- Stated goal
Identify the lines that contain the word "title", then copy them.

== Extracted material ==

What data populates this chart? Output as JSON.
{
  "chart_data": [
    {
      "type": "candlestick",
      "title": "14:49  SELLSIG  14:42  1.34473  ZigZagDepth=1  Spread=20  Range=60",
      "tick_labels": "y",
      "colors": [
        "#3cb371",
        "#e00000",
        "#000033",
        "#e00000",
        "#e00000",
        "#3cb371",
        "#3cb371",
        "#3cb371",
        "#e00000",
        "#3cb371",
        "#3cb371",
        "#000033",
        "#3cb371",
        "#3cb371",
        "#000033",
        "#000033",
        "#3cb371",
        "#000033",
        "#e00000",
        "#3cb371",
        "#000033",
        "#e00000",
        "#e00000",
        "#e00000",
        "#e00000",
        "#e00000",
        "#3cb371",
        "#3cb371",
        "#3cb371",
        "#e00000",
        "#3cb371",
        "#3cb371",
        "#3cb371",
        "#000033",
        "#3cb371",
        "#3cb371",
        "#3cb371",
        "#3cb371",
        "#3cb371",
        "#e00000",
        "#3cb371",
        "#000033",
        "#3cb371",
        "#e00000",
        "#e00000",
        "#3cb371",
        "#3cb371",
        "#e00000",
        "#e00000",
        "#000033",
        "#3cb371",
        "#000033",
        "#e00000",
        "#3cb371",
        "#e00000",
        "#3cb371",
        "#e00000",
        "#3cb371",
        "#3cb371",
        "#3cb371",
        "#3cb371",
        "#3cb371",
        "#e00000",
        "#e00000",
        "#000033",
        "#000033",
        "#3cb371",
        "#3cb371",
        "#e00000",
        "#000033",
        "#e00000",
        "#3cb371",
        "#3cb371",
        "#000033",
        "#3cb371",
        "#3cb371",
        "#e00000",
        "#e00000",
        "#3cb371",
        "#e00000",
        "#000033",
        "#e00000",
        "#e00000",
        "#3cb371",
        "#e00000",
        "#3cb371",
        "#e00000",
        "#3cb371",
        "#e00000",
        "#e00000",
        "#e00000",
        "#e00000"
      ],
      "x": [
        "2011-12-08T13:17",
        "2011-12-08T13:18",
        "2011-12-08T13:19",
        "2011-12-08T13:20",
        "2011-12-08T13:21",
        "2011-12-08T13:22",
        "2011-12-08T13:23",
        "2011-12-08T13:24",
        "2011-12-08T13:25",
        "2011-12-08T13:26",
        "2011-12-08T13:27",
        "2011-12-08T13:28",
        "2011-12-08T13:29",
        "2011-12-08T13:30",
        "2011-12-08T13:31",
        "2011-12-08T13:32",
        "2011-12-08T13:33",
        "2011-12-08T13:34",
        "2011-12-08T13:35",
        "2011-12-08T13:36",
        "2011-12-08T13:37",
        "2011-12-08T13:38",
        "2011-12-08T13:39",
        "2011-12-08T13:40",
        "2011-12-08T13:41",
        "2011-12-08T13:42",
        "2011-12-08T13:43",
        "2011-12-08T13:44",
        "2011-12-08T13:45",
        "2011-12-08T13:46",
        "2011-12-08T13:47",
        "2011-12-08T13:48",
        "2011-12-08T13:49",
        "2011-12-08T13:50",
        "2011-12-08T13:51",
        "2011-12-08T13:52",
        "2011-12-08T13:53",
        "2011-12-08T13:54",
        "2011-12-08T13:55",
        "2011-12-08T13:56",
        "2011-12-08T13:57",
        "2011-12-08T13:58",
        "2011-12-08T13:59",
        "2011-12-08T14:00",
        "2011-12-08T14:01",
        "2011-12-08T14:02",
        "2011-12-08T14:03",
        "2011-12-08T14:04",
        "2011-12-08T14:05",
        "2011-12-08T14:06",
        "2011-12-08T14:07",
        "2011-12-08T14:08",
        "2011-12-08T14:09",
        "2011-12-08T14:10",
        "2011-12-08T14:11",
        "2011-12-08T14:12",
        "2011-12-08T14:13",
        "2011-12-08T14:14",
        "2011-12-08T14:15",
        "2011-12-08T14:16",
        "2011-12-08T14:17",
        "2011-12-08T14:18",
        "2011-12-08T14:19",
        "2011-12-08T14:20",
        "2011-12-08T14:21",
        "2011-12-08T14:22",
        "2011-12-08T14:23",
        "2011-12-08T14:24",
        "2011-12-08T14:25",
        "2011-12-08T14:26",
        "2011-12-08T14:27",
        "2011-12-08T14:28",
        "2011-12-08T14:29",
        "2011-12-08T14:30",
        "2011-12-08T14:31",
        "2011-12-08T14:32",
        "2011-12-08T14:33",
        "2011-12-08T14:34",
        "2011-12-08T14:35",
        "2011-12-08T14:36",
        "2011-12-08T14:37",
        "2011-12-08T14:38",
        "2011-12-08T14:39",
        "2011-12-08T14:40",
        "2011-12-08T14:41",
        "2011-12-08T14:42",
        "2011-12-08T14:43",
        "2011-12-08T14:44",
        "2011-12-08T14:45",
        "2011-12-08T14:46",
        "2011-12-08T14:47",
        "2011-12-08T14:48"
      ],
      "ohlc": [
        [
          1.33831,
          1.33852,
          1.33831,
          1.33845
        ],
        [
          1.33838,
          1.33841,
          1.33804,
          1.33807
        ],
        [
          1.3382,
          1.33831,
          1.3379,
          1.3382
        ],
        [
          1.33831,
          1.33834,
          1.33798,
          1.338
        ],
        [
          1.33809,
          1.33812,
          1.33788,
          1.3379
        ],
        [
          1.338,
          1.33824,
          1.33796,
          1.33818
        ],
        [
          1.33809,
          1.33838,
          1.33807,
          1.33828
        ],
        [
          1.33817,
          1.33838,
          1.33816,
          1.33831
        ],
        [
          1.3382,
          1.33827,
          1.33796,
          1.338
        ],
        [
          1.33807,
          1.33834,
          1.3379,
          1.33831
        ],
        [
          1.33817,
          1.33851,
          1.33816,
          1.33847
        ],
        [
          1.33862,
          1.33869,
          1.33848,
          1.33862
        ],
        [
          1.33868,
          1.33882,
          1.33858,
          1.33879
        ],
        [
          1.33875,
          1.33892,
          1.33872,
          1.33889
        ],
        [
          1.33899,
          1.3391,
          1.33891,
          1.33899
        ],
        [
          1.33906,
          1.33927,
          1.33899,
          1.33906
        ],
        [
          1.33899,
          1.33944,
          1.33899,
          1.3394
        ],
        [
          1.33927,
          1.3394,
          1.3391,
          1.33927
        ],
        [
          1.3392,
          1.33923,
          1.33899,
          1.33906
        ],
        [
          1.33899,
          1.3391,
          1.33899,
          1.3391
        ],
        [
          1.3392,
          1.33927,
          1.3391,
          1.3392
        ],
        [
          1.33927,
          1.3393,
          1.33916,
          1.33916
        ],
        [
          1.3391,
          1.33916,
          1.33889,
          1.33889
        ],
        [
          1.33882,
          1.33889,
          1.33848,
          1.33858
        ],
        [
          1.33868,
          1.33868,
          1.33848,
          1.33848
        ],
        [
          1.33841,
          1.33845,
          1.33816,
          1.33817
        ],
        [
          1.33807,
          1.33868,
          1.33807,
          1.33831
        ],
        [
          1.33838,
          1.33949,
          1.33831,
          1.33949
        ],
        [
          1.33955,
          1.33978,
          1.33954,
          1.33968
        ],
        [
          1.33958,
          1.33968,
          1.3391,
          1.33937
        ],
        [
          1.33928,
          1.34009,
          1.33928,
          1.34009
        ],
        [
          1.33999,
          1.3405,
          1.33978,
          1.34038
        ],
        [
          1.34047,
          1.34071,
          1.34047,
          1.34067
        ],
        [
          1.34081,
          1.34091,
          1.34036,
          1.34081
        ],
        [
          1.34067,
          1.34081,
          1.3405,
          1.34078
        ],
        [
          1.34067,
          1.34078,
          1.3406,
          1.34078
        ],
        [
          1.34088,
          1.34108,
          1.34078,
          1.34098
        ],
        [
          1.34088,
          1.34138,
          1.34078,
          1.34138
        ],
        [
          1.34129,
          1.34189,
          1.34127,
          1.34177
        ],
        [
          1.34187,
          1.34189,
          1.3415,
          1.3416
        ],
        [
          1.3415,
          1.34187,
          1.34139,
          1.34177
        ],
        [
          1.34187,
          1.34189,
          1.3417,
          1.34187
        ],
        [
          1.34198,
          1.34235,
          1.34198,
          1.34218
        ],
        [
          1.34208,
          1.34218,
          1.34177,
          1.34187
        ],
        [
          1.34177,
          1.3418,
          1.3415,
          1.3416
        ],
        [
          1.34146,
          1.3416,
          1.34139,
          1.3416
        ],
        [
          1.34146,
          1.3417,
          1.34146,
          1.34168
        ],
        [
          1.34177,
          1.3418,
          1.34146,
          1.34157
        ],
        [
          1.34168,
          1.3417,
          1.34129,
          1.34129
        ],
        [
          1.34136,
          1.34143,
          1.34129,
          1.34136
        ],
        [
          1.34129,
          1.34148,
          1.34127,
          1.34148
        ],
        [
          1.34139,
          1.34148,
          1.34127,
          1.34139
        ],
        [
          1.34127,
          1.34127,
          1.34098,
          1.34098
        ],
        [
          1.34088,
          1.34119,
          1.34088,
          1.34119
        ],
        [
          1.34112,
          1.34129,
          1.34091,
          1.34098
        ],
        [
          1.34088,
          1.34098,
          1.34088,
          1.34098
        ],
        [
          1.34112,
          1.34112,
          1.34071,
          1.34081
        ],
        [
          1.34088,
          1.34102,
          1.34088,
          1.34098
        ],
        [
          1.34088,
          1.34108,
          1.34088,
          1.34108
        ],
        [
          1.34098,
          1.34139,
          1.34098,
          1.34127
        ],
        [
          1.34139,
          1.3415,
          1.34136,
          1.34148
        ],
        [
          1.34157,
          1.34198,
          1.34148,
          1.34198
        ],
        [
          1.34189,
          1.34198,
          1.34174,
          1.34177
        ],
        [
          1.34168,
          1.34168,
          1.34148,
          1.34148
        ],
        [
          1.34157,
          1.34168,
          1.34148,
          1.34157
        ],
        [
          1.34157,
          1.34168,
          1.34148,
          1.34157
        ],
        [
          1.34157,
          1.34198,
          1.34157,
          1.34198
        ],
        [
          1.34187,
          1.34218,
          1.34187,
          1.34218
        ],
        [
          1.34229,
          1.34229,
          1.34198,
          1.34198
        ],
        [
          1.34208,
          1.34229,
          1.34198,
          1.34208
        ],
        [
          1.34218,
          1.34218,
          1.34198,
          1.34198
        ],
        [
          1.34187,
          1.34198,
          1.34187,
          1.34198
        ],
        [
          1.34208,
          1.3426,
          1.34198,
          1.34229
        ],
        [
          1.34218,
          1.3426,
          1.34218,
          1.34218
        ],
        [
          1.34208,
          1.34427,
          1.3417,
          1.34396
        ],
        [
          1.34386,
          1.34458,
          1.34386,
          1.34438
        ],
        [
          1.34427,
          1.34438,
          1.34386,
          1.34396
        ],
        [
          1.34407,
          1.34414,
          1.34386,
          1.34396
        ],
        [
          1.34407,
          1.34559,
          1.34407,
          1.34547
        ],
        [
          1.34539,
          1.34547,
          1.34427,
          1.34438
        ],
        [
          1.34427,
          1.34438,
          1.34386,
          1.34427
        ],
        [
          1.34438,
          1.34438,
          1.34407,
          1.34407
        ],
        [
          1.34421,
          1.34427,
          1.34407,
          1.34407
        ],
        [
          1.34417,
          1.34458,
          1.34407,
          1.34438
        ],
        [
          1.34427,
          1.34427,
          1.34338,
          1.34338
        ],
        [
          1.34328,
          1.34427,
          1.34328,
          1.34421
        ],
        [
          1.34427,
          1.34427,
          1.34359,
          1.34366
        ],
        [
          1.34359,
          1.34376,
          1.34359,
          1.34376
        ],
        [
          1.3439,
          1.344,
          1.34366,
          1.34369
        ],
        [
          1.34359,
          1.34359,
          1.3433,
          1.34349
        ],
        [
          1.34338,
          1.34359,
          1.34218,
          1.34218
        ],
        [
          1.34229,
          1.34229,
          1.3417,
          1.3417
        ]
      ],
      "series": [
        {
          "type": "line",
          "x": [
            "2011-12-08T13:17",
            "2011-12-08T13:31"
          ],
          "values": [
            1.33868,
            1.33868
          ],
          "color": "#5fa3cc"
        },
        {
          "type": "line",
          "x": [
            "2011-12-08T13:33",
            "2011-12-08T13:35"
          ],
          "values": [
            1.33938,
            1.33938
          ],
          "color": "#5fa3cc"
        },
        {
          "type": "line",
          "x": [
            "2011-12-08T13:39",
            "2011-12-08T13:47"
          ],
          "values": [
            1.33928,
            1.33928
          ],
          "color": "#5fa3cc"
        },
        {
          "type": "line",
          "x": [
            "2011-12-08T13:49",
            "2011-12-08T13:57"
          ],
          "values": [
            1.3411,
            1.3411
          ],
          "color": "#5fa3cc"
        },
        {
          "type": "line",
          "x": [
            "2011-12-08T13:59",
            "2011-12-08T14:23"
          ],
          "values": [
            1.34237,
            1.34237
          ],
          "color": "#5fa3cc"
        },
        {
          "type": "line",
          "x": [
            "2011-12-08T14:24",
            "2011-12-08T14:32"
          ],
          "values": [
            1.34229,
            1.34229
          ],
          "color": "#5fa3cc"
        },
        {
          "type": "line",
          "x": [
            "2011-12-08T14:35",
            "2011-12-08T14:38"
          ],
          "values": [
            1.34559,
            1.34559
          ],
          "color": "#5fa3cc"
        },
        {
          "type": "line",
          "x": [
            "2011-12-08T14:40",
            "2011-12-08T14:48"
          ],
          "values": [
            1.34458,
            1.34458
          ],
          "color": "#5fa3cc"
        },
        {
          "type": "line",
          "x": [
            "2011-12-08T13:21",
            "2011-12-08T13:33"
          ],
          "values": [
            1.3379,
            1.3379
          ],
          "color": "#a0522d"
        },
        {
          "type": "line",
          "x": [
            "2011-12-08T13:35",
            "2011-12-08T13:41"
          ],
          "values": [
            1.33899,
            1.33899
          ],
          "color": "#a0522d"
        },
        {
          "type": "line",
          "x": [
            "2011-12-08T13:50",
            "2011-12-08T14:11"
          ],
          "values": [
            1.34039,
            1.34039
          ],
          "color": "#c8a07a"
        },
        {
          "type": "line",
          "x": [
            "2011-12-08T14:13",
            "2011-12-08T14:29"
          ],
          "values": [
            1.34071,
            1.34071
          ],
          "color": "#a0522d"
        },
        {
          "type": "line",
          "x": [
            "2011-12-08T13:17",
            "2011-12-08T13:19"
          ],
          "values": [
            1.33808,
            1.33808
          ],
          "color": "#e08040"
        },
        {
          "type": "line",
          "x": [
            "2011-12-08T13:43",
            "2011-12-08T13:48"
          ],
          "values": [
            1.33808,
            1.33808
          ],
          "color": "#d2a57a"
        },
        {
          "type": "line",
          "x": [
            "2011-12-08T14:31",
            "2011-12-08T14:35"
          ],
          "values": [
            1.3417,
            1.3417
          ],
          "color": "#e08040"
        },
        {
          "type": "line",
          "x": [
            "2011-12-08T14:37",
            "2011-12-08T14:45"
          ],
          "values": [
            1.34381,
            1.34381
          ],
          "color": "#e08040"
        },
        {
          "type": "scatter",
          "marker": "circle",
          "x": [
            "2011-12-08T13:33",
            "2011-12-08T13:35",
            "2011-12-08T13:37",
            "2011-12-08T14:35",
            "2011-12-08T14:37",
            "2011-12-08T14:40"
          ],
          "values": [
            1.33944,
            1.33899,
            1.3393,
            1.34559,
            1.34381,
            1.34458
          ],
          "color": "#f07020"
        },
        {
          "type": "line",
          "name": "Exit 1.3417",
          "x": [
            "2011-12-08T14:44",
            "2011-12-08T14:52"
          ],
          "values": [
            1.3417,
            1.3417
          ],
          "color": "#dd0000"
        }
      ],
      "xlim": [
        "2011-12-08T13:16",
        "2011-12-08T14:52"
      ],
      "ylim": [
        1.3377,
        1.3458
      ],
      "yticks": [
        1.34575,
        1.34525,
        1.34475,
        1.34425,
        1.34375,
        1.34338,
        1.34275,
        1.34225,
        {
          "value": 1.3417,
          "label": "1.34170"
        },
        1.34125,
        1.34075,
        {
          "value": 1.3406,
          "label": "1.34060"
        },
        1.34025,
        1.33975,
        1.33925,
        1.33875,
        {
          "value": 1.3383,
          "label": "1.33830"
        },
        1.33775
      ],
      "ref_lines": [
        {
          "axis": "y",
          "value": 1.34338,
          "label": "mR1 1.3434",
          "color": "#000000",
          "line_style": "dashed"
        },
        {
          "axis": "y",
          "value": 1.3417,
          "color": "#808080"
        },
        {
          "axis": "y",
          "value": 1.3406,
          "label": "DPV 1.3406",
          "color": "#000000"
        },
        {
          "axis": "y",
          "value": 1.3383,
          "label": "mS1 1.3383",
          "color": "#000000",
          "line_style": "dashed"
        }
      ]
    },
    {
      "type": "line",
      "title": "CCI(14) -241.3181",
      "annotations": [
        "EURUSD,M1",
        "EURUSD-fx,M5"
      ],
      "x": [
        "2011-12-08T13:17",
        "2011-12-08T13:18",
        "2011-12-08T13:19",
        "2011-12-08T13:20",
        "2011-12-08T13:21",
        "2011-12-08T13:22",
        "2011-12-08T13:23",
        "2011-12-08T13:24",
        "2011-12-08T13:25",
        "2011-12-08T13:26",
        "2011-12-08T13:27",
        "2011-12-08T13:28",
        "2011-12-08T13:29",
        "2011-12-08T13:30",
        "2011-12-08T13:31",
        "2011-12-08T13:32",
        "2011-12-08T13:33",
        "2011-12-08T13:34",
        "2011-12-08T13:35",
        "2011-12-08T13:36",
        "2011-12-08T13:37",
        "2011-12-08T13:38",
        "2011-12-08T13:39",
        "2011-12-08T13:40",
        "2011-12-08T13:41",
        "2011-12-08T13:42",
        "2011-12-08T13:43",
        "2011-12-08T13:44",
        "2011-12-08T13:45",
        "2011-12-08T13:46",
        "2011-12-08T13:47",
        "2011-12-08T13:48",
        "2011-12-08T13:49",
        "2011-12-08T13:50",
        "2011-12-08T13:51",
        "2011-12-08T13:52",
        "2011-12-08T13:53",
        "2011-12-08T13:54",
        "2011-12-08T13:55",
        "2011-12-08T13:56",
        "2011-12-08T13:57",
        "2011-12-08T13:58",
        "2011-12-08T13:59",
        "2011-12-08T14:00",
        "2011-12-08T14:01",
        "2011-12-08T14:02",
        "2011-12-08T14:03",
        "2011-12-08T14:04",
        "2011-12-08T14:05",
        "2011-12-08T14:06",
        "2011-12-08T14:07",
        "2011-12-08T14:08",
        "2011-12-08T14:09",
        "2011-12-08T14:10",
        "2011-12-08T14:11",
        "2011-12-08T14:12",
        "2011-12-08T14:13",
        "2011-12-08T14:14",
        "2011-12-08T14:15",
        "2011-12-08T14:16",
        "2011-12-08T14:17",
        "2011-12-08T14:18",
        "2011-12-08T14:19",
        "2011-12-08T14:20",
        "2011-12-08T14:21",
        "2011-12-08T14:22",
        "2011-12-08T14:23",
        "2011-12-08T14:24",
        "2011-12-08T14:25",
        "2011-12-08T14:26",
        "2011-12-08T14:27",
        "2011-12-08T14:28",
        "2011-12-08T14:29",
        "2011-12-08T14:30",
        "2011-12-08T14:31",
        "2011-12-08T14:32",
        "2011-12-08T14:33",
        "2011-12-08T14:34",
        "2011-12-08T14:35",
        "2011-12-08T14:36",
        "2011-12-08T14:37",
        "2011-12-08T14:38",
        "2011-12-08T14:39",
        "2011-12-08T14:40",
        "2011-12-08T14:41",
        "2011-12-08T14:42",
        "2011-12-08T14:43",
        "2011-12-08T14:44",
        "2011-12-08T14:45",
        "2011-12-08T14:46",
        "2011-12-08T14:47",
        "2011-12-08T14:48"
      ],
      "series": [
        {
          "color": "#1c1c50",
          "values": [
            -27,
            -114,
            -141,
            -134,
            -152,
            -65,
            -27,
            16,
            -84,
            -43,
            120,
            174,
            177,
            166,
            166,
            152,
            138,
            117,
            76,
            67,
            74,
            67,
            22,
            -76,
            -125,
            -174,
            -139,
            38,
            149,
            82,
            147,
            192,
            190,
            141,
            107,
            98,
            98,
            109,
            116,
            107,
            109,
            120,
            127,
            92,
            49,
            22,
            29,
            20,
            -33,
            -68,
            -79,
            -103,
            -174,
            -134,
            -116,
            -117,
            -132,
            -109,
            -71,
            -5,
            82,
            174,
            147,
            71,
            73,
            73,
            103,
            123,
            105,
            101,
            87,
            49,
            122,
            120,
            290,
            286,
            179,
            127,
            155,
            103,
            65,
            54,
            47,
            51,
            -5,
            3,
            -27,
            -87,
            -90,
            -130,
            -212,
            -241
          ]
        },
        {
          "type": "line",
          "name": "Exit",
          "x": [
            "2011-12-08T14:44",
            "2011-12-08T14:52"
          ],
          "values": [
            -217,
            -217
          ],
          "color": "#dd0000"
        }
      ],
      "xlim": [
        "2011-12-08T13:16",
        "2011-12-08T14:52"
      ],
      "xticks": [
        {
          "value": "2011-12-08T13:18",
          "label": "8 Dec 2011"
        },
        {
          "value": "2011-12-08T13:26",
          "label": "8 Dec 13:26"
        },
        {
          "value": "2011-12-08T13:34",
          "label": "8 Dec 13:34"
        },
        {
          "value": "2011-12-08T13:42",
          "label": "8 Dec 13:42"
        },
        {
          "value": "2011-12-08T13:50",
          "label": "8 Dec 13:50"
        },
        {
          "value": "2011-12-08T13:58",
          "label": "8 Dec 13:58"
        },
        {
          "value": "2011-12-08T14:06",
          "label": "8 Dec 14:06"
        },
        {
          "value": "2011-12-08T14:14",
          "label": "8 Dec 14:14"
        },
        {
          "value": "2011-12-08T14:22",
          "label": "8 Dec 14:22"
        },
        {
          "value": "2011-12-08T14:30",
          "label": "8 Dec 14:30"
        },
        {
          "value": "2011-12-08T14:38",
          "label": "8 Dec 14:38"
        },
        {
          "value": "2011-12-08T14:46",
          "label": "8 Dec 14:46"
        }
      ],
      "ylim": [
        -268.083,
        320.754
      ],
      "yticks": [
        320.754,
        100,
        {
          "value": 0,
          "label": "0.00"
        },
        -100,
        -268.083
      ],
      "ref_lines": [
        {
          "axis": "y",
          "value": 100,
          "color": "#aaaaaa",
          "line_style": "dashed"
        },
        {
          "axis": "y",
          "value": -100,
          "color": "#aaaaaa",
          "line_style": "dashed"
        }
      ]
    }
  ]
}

===

- Completed task
      "title": "14:49  SELLSIG  14:42  1.34473  ZigZagDepth=1  Spread=20  Range=60",
      "title": "CCI(14) -241.3181",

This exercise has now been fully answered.